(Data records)
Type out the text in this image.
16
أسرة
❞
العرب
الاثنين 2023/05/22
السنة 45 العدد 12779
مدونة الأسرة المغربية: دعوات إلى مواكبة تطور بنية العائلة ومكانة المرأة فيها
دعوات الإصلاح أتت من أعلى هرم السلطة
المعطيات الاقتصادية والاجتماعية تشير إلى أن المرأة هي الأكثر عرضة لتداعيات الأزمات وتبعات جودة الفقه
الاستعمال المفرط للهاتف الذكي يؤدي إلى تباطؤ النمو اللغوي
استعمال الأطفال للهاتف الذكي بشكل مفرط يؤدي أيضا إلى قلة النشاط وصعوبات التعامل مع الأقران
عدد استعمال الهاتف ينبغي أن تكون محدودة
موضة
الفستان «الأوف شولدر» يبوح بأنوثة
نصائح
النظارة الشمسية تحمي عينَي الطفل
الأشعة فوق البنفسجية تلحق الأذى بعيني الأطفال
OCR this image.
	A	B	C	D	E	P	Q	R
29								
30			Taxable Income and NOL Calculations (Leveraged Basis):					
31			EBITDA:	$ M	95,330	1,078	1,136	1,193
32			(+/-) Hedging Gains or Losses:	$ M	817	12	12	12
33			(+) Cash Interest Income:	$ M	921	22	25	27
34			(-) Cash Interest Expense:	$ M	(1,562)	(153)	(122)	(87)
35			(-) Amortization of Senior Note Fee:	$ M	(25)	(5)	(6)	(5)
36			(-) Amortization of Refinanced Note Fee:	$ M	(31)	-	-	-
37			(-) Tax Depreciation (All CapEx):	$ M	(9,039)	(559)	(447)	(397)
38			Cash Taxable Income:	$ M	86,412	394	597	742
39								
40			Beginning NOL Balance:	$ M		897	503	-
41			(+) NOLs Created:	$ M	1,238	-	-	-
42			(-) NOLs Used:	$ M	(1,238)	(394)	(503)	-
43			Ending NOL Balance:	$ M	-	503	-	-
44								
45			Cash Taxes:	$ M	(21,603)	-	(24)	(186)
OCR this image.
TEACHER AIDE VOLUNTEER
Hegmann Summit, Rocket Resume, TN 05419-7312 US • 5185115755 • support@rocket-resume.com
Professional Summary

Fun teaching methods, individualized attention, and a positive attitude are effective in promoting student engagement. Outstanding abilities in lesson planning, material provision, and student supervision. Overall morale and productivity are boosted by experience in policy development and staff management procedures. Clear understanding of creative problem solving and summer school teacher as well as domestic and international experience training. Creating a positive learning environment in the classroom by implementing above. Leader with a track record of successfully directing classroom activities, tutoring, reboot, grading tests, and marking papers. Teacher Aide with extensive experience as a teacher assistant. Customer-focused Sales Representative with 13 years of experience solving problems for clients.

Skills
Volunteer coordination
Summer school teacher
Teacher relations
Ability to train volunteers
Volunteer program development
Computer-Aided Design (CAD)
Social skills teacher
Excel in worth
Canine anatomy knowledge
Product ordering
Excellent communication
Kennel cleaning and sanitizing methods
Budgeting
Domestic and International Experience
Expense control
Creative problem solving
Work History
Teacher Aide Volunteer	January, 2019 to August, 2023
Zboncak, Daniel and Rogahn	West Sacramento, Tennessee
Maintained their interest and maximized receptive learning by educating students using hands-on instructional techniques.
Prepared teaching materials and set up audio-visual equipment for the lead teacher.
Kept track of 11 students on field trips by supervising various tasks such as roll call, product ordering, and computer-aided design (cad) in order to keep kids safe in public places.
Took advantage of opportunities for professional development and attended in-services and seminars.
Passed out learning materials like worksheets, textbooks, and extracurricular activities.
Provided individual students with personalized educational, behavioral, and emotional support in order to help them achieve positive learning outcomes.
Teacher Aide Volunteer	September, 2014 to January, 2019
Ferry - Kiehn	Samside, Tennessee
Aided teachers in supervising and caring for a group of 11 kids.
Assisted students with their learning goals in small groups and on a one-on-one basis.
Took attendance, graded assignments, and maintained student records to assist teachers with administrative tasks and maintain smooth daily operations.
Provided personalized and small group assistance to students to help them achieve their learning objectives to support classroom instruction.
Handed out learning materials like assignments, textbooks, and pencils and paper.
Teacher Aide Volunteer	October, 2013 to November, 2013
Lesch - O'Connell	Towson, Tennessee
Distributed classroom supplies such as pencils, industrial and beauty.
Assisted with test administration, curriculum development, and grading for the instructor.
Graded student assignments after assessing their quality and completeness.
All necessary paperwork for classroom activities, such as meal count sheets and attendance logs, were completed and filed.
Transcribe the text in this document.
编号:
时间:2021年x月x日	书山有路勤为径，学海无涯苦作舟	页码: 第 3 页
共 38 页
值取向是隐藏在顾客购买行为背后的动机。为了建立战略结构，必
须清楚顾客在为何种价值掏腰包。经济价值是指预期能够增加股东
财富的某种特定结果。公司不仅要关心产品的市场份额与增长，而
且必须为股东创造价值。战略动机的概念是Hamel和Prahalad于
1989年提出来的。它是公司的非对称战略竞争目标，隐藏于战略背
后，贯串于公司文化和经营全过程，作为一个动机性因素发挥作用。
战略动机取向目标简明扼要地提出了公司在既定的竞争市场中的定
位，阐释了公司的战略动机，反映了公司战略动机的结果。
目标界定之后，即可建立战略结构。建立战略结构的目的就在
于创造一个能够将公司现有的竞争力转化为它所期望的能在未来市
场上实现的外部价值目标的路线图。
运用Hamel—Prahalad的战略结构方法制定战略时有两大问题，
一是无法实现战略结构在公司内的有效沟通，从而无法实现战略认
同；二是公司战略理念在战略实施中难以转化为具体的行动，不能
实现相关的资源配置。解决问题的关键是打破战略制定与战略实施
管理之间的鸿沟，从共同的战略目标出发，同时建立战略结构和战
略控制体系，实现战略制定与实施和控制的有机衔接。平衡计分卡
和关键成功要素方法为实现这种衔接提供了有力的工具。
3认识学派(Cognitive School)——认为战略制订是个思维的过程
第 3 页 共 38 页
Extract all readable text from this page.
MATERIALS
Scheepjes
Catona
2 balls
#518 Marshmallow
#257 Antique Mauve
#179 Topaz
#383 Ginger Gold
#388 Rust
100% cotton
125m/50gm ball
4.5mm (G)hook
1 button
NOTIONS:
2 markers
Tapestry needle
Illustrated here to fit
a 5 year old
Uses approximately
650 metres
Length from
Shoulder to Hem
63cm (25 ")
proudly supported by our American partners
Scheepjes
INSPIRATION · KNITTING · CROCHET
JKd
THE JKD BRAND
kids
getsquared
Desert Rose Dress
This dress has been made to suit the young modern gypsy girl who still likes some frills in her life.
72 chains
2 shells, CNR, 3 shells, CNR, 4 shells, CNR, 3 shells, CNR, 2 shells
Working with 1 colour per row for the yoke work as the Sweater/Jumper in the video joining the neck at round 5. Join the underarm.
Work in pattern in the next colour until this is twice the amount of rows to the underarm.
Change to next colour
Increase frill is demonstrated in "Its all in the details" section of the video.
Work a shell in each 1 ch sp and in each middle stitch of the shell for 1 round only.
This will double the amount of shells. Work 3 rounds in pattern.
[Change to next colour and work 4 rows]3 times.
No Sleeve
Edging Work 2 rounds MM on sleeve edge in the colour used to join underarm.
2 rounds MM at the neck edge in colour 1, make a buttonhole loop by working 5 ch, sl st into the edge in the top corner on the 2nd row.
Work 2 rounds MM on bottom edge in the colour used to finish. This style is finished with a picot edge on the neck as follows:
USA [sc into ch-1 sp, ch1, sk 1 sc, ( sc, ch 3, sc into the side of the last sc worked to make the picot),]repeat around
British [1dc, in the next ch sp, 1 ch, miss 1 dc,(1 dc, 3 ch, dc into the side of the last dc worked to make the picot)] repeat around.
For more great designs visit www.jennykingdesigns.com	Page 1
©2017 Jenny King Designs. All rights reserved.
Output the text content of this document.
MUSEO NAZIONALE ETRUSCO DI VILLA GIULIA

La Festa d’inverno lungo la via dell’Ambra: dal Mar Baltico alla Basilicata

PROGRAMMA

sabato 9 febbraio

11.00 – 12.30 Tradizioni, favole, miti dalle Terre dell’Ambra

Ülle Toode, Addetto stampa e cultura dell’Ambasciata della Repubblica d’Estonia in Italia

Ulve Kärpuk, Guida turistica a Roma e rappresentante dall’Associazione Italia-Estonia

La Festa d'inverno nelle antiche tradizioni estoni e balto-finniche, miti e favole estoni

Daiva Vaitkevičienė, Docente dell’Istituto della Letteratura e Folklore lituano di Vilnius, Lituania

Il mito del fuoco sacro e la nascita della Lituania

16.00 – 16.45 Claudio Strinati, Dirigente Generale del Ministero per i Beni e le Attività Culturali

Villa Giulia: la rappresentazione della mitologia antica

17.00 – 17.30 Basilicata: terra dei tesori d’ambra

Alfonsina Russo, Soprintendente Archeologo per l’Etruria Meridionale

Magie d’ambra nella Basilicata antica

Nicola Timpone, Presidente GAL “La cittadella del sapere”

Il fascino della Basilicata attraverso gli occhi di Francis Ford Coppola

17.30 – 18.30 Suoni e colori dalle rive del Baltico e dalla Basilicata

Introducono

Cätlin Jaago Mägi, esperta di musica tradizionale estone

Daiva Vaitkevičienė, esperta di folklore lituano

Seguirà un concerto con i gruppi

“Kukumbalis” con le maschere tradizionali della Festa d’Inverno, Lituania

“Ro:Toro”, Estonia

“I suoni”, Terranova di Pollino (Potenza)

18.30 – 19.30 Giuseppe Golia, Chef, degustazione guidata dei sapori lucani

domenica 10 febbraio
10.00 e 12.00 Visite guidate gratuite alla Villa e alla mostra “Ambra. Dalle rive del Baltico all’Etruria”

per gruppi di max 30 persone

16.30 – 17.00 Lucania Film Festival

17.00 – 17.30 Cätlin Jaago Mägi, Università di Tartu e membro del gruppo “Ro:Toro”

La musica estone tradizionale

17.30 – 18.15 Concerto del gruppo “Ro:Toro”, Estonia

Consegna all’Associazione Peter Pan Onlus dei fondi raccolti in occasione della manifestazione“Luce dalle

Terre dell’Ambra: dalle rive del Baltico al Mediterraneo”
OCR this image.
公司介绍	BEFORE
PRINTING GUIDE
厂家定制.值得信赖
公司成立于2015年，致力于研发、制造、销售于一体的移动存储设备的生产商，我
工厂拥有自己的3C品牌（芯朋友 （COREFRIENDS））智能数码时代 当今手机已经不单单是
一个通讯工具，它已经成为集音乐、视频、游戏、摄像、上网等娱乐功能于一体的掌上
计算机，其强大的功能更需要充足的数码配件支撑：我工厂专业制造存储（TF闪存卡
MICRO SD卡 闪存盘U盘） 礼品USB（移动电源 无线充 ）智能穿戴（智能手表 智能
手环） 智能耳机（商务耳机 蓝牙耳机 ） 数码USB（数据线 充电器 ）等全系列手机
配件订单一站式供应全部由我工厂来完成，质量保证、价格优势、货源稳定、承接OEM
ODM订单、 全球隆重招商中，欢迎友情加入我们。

| Problem to work on |
Lines of the listing that contain the word "personalized" are to be counted; report only their number.

| The answer |
2